In the entries below, identify every line with the string "true" and copy it.

──────── Data to process

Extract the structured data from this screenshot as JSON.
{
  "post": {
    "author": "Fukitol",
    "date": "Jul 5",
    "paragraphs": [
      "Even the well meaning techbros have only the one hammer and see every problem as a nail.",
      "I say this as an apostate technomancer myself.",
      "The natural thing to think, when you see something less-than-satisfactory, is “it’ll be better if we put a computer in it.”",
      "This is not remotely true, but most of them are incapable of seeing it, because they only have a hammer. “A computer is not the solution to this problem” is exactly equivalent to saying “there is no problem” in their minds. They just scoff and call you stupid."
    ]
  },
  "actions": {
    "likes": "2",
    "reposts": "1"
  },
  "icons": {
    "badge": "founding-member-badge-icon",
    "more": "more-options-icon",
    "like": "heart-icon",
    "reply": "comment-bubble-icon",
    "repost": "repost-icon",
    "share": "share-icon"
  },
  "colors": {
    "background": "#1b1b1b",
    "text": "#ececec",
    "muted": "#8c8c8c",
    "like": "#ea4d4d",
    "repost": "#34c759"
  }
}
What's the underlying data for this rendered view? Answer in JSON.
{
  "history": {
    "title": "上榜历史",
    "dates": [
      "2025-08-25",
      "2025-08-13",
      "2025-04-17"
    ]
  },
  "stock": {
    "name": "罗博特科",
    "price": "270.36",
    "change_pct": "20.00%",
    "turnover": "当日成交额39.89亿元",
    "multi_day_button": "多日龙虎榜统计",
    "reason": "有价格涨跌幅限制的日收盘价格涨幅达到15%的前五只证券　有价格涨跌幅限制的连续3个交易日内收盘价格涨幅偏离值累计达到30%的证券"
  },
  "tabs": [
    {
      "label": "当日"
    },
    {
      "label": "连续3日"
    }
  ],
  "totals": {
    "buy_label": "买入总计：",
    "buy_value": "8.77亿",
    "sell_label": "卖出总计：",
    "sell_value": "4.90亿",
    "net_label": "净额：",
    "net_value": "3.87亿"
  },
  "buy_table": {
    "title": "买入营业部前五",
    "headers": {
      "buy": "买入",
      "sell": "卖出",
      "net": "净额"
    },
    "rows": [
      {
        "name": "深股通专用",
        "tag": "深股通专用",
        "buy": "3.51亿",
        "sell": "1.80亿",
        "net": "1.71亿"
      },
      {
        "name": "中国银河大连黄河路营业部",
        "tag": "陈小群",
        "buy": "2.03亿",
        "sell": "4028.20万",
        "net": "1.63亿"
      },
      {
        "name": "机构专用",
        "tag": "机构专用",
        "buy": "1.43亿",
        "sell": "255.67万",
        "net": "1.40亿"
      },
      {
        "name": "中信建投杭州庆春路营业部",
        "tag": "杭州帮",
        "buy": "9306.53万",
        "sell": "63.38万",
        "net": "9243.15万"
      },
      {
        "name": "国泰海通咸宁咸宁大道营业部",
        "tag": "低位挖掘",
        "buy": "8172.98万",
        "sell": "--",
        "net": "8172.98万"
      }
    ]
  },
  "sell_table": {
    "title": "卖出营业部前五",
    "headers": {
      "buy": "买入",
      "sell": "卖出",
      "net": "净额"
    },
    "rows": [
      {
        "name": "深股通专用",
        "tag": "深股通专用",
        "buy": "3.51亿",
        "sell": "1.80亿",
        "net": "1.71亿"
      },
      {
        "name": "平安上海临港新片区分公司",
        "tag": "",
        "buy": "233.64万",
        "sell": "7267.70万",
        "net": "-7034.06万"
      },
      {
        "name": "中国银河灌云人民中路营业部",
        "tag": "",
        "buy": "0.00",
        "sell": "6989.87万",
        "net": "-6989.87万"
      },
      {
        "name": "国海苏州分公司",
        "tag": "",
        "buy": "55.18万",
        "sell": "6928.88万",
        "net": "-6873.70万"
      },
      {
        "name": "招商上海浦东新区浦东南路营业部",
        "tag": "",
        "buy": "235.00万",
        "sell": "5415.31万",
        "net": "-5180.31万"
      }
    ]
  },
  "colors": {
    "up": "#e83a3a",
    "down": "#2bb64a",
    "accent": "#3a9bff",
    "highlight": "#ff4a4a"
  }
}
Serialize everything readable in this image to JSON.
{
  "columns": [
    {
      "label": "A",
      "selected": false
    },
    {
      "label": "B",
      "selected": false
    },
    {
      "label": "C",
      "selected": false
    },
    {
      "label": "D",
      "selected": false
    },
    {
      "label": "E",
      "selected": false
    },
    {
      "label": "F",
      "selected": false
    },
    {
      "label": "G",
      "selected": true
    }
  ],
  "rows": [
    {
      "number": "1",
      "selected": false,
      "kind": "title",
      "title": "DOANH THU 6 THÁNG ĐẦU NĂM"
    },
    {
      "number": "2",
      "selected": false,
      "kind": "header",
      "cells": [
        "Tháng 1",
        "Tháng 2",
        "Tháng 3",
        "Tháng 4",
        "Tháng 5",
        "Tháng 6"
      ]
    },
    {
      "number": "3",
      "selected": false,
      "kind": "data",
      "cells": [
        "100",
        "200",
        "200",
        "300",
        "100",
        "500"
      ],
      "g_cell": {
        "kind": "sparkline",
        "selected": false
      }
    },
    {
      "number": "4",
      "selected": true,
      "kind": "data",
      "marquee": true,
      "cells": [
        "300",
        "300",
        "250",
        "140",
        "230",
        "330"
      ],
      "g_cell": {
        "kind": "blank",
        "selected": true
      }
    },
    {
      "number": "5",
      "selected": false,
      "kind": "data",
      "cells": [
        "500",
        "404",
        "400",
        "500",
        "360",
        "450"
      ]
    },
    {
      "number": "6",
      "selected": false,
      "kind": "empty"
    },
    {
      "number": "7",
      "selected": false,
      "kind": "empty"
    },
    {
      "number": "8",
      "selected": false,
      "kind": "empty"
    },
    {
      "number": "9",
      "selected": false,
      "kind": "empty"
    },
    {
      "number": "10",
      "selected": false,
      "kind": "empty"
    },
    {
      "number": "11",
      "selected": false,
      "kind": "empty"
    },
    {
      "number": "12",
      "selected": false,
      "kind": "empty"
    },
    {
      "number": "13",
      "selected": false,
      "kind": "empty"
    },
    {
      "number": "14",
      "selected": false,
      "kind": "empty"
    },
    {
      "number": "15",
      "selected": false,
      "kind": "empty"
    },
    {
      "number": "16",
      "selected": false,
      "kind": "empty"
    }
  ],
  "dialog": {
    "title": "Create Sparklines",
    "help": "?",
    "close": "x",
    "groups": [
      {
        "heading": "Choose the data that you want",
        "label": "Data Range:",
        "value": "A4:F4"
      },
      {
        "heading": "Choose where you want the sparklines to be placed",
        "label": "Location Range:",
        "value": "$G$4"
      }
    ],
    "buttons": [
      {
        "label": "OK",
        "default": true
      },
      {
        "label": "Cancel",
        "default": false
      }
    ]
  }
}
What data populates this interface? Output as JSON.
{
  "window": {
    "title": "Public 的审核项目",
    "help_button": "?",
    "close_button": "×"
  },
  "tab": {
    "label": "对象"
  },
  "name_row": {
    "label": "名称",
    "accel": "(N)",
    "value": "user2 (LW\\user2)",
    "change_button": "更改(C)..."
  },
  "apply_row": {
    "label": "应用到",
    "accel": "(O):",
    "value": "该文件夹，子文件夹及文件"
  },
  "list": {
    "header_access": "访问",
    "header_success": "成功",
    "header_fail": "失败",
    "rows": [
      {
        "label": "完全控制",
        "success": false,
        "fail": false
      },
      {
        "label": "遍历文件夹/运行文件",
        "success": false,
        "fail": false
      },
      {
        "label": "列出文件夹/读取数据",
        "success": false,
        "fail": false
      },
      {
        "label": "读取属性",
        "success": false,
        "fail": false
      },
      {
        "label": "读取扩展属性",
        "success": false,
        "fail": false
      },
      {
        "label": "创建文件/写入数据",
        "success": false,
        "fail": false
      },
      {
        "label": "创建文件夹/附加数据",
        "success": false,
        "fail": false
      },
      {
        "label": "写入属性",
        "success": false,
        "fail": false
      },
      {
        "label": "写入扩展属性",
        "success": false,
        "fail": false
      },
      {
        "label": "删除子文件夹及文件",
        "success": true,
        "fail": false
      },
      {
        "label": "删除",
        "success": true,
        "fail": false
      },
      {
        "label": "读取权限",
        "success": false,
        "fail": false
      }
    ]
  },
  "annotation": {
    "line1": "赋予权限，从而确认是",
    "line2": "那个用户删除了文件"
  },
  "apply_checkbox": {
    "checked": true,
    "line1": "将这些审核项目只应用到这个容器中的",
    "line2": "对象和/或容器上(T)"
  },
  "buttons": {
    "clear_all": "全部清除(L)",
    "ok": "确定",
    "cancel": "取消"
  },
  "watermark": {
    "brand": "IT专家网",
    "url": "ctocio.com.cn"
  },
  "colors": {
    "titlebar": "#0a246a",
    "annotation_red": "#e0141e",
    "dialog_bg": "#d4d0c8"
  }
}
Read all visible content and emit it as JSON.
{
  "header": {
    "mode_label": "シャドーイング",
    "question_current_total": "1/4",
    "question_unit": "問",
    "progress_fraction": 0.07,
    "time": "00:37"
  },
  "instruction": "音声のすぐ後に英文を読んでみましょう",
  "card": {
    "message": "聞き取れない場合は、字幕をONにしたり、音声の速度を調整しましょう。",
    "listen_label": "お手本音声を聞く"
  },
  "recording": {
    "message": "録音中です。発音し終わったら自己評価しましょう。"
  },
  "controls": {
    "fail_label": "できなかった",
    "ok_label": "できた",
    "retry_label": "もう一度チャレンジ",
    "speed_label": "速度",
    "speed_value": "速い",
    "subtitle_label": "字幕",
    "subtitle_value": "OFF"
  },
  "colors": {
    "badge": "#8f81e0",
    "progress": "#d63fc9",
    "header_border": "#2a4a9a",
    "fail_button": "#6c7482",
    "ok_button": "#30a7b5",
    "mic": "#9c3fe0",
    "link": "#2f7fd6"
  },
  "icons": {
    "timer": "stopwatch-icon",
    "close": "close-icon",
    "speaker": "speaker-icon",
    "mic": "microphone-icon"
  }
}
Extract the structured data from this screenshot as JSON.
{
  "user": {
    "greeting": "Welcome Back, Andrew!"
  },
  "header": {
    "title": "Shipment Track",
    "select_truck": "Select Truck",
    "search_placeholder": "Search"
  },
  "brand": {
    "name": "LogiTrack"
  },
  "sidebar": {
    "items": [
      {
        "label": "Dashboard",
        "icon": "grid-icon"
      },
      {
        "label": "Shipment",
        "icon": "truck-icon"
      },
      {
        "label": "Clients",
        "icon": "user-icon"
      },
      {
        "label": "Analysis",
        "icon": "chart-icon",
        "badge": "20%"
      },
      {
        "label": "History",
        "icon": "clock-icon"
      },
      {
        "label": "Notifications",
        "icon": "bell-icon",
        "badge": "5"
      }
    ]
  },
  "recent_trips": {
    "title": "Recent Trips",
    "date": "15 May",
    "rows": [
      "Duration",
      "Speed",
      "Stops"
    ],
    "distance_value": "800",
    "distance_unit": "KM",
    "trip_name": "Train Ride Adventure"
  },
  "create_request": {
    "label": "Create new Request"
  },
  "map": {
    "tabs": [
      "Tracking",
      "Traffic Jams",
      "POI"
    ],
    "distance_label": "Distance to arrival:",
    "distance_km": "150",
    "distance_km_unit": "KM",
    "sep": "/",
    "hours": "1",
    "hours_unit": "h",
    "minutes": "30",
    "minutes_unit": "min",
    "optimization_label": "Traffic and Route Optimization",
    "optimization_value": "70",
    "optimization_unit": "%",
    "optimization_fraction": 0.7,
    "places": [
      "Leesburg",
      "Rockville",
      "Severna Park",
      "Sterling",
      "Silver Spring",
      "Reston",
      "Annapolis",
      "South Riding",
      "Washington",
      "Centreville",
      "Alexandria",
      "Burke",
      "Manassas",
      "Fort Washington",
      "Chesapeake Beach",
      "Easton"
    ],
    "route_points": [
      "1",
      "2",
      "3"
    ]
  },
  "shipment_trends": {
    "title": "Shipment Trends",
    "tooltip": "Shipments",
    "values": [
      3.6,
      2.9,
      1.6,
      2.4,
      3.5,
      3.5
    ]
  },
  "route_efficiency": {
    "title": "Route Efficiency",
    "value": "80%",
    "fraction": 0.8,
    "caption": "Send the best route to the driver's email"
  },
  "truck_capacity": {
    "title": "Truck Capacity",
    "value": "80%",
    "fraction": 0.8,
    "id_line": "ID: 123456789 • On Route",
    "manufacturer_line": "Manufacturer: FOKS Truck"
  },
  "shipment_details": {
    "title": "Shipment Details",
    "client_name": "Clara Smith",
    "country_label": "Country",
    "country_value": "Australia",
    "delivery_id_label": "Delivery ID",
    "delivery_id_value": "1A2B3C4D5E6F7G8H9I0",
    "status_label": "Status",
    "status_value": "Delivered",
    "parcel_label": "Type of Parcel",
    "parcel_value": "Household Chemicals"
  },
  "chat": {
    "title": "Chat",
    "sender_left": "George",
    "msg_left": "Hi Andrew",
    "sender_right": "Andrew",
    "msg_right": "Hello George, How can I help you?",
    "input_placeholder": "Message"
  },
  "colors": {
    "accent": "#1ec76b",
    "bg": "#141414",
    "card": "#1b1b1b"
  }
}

────────────────

_Final result_
      "This is not remotely true, but most of them are incapable of seeing it, because they only have a hammer. “A computer is not the solution to this problem” is exactly equivalent to saying “there is no problem” in their minds. They just scoff and call you stupid."
      "selected": true
      "selected": true,
      "marquee": true,
        "selected": true
        "default": true
        "success": true,
        "success": true,
    "checked": true,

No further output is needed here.